___ Excerpted records

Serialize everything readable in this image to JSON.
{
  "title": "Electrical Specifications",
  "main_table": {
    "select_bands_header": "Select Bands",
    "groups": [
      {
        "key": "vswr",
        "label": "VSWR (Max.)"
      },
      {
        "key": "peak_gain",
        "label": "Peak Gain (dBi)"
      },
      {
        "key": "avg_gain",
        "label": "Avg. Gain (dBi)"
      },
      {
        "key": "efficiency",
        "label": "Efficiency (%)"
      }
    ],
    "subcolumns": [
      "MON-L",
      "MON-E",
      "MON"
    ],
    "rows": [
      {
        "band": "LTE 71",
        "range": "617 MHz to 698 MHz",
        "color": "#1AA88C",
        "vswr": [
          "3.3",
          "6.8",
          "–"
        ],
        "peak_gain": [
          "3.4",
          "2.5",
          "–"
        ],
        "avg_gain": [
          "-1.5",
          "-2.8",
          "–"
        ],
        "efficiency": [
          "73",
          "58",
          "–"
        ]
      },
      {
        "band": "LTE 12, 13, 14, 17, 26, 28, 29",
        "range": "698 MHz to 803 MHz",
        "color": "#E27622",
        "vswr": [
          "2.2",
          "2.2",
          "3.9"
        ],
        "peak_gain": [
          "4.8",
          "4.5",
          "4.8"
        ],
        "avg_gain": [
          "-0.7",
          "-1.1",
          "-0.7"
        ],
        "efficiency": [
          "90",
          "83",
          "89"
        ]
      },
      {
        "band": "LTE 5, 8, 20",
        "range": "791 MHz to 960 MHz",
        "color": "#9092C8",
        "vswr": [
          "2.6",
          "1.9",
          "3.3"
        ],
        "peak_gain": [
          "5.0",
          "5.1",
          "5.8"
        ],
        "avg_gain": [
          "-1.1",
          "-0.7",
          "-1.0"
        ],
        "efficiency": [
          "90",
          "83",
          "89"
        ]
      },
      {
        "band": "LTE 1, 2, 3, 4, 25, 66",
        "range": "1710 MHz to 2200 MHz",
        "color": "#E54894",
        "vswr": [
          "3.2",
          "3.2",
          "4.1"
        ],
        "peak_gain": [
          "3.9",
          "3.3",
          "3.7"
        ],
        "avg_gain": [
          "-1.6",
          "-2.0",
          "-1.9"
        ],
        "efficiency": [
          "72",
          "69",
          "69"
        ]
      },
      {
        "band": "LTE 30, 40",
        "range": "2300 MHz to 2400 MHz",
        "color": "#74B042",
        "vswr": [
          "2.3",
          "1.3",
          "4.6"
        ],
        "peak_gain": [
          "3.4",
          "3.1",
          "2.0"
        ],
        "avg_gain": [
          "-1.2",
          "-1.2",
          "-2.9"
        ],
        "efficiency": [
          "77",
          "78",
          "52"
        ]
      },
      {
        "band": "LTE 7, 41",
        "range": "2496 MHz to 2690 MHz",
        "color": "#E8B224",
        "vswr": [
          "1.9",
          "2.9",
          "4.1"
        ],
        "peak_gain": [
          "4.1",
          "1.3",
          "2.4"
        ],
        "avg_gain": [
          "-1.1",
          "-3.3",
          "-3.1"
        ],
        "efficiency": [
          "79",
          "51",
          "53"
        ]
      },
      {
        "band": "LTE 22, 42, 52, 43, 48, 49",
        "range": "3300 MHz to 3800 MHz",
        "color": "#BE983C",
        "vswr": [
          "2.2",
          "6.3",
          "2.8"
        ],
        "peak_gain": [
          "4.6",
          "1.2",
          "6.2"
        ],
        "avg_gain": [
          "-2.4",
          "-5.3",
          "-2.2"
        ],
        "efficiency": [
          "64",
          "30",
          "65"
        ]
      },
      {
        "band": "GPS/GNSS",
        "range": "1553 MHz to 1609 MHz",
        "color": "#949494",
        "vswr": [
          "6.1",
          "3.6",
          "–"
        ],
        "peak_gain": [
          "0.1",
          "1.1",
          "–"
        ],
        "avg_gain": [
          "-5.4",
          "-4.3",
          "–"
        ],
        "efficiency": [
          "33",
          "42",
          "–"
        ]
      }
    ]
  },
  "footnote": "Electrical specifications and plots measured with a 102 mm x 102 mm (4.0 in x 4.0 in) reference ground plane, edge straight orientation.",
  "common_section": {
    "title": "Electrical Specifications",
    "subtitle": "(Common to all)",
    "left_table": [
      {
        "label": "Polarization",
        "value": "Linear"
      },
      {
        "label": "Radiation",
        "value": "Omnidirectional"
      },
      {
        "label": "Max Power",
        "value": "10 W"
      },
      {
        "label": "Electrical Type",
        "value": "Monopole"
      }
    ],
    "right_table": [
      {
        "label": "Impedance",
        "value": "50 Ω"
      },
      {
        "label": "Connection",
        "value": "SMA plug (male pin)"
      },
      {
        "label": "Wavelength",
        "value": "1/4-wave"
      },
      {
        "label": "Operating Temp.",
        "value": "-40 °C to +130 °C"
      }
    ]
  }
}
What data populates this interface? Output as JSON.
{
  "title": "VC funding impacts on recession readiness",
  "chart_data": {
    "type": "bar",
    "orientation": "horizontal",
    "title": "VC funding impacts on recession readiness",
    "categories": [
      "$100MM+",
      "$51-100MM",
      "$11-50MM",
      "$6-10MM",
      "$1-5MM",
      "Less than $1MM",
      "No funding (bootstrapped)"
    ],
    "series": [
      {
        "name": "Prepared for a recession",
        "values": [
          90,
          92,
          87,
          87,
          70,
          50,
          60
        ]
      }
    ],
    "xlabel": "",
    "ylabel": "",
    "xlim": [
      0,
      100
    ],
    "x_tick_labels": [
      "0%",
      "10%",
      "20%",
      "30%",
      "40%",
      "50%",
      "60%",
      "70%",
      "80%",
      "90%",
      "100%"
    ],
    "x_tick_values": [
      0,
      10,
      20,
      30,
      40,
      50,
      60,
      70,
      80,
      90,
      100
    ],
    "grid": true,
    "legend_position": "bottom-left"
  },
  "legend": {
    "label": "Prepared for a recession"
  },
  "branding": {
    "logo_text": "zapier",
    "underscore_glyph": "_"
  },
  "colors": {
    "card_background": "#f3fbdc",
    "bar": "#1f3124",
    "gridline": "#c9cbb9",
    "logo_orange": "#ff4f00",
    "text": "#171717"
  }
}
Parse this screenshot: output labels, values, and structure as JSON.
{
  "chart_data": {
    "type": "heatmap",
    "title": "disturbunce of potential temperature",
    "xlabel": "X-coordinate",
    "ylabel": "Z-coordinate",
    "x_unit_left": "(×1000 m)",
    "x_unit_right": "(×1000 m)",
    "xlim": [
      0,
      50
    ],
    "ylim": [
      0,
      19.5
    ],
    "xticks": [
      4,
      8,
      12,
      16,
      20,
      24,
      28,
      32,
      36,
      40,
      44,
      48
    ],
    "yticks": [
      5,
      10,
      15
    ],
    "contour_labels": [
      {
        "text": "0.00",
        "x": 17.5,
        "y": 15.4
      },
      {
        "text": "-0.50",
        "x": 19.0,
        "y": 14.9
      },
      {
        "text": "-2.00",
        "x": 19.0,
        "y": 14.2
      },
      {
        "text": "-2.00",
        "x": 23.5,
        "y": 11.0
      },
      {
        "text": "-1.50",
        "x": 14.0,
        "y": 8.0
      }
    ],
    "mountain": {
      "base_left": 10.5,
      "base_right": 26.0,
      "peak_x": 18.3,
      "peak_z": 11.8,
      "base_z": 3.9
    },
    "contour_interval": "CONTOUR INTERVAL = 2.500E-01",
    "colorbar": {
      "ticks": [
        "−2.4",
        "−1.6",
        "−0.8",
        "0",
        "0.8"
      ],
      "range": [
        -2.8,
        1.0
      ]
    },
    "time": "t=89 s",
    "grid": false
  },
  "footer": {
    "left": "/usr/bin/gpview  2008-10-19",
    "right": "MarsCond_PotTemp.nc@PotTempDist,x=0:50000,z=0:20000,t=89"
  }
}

______

Work to complete — For the data above, state how many lines contain "readiness"; the number is the whole answer.

Answer — 2